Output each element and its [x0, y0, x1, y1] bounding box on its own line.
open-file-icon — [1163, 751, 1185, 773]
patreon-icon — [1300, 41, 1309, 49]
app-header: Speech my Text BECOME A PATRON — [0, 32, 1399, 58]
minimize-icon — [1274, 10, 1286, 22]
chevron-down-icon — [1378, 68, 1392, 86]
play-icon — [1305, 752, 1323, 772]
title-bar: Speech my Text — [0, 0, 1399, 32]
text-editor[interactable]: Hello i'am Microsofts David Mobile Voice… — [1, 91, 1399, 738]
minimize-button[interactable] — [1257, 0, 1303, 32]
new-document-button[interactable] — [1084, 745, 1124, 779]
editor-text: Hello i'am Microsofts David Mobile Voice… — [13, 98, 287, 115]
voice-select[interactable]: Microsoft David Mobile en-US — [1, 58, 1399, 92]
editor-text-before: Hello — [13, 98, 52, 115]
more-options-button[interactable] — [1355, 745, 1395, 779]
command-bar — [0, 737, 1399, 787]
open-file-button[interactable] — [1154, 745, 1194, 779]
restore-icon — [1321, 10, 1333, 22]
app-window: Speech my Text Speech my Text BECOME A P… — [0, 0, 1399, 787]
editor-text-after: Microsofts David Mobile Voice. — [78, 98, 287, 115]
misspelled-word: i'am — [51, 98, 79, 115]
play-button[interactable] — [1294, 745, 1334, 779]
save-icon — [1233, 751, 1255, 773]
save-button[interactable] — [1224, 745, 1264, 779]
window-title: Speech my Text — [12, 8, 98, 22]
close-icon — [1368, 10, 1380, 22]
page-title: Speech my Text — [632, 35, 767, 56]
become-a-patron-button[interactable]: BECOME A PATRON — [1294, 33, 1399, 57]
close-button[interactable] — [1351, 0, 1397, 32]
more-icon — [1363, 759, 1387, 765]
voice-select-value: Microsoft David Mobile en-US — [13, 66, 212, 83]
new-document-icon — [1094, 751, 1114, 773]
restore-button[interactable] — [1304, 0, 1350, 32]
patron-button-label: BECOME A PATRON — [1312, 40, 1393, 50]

++++++

- _TASK PROMPT_: Lay out every line of the material above as a numbered list, leaving out any blank lines.

- _WORKED ANSWER_:
1. Output each element and its [x0, y0, x1, y1] bounding box on its own line.
2. open-file-icon — [1163, 751, 1185, 773]
3. patreon-icon — [1300, 41, 1309, 49]
4. app-header: Speech my Text BECOME A PATRON — [0, 32, 1399, 58]
5. minimize-icon — [1274, 10, 1286, 22]
6. chevron-down-icon — [1378, 68, 1392, 86]
7. play-icon — [1305, 752, 1323, 772]
8. title-bar: Speech my Text — [0, 0, 1399, 32]
9. text-editor[interactable]: Hello i'am Microsofts David Mobile Voice… — [1, 91, 1399, 738]
10. minimize-button[interactable] — [1257, 0, 1303, 32]
11. new-document-button[interactable] — [1084, 745, 1124, 779]
12. editor-text: Hello i'am Microsofts David Mobile Voice… — [13, 98, 287, 115]
13. voice-select[interactable]: Microsoft David Mobile en-US — [1, 58, 1399, 92]
14. editor-text-before: Hello — [13, 98, 52, 115]
15. more-options-button[interactable] — [1355, 745, 1395, 779]
16. command-bar — [0, 737, 1399, 787]
17. open-file-button[interactable] — [1154, 745, 1194, 779]
18. restore-icon — [1321, 10, 1333, 22]
19. app-window: Speech my Text Speech my Text BECOME A P… — [0, 0, 1399, 787]
20. editor-text-after: Microsofts David Mobile Voice. — [78, 98, 287, 115]
21. misspelled-word: i'am — [51, 98, 79, 115]
22. play-button[interactable] — [1294, 745, 1334, 779]
23. save-icon — [1233, 751, 1255, 773]
24. save-button[interactable] — [1224, 745, 1264, 779]
25. window-title: Speech my Text — [12, 8, 98, 22]
26. close-icon — [1368, 10, 1380, 22]
27. page-title: Speech my Text — [632, 35, 767, 56]
28. become-a-patron-button[interactable]: BECOME A PATRON — [1294, 33, 1399, 57]
29. close-button[interactable] — [1351, 0, 1397, 32]
30. more-icon — [1363, 759, 1387, 765]
31. voice-select-value: Microsoft David Mobile en-US — [13, 66, 212, 83]
32. new-document-icon — [1094, 751, 1114, 773]
33. restore-button[interactable] — [1304, 0, 1350, 32]
34. patron-button-label: BECOME A PATRON — [1312, 40, 1393, 50]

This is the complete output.